Return the material word for word. Do not include pictures.

-- Start DATASET CONTENT --

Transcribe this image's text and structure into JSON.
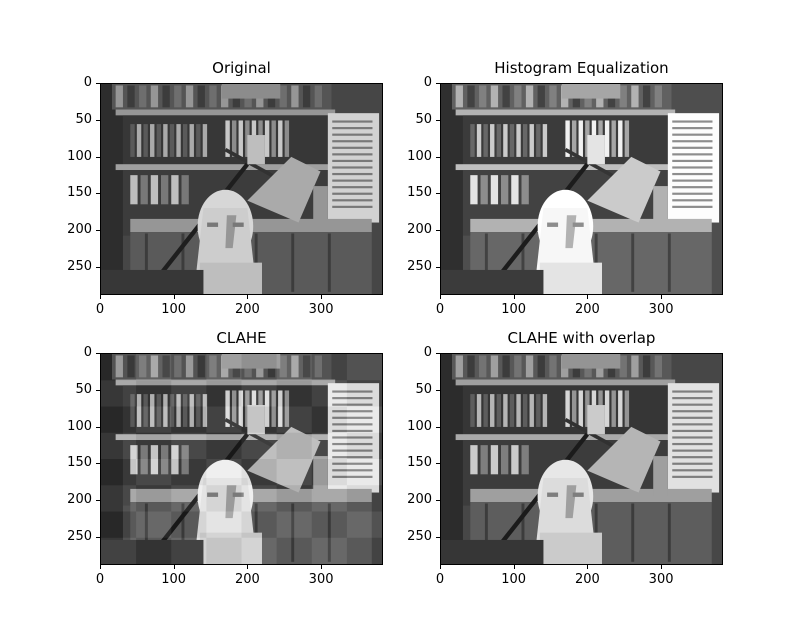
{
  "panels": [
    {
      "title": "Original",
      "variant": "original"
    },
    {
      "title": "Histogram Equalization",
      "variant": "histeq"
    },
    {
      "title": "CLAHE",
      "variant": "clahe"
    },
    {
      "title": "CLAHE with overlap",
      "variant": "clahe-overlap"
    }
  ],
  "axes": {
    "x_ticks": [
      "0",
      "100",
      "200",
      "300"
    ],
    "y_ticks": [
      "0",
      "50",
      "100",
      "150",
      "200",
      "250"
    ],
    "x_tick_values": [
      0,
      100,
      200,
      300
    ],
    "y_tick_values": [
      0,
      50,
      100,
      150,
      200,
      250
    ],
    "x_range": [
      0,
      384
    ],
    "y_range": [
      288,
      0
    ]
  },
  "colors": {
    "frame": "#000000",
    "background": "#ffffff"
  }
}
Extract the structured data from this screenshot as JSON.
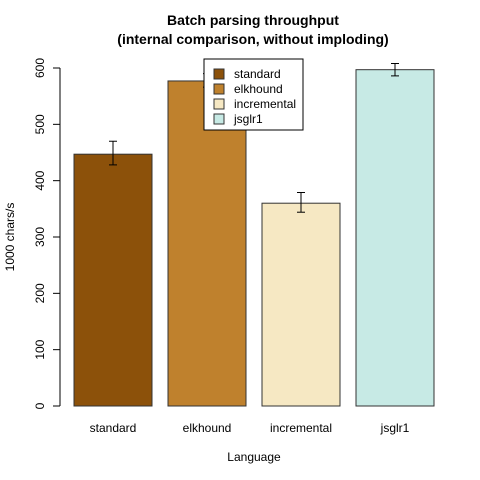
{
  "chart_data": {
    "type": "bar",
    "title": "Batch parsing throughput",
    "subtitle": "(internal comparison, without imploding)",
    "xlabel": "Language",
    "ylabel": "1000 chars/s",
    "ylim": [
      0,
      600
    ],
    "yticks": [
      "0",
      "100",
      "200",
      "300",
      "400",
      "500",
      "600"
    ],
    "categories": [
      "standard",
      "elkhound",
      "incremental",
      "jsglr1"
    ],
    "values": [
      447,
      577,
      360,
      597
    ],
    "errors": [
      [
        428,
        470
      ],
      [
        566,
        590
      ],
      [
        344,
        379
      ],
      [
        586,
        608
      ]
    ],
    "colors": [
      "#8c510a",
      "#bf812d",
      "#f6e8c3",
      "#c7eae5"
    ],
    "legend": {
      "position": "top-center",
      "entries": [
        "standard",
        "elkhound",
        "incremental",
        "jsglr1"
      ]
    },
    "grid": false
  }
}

-- End DATASET CONTENT --

REPLY TO THE EXERCISE »
Transcribe this image's text and structure into JSON.
{
  "panels": [
    {
      "title": "Original",
      "variant": "original"
    },
    {
      "title": "Histogram Equalization",
      "variant": "histeq"
    },
    {
      "title": "CLAHE",
      "variant": "clahe"
    },
    {
      "title": "CLAHE with overlap",
      "variant": "clahe-overlap"
    }
  ],
  "axes": {
    "x_ticks": [
      "0",
      "100",
      "200",
      "300"
    ],
    "y_ticks": [
      "0",
      "50",
      "100",
      "150",
      "200",
      "250"
    ],
    "x_tick_values": [
      0,
      100,
      200,
      300
    ],
    "y_tick_values": [
      0,
      50,
      100,
      150,
      200,
      250
    ],
    "x_range": [
      0,
      384
    ],
    "y_range": [
      288,
      0
    ]
  },
  "colors": {
    "frame": "#000000",
    "background": "#ffffff"
  }
}
Extract the structured data from this screenshot as JSON.
{
  "chart_data": {
    "type": "bar",
    "title": "Batch parsing throughput",
    "subtitle": "(internal comparison, without imploding)",
    "xlabel": "Language",
    "ylabel": "1000 chars/s",
    "ylim": [
      0,
      600
    ],
    "yticks": [
      "0",
      "100",
      "200",
      "300",
      "400",
      "500",
      "600"
    ],
    "categories": [
      "standard",
      "elkhound",
      "incremental",
      "jsglr1"
    ],
    "values": [
      447,
      577,
      360,
      597
    ],
    "errors": [
      [
        428,
        470
      ],
      [
        566,
        590
      ],
      [
        344,
        379
      ],
      [
        586,
        608
      ]
    ],
    "colors": [
      "#8c510a",
      "#bf812d",
      "#f6e8c3",
      "#c7eae5"
    ],
    "legend": {
      "position": "top-center",
      "entries": [
        "standard",
        "elkhound",
        "incremental",
        "jsglr1"
      ]
    },
    "grid": false
  }
}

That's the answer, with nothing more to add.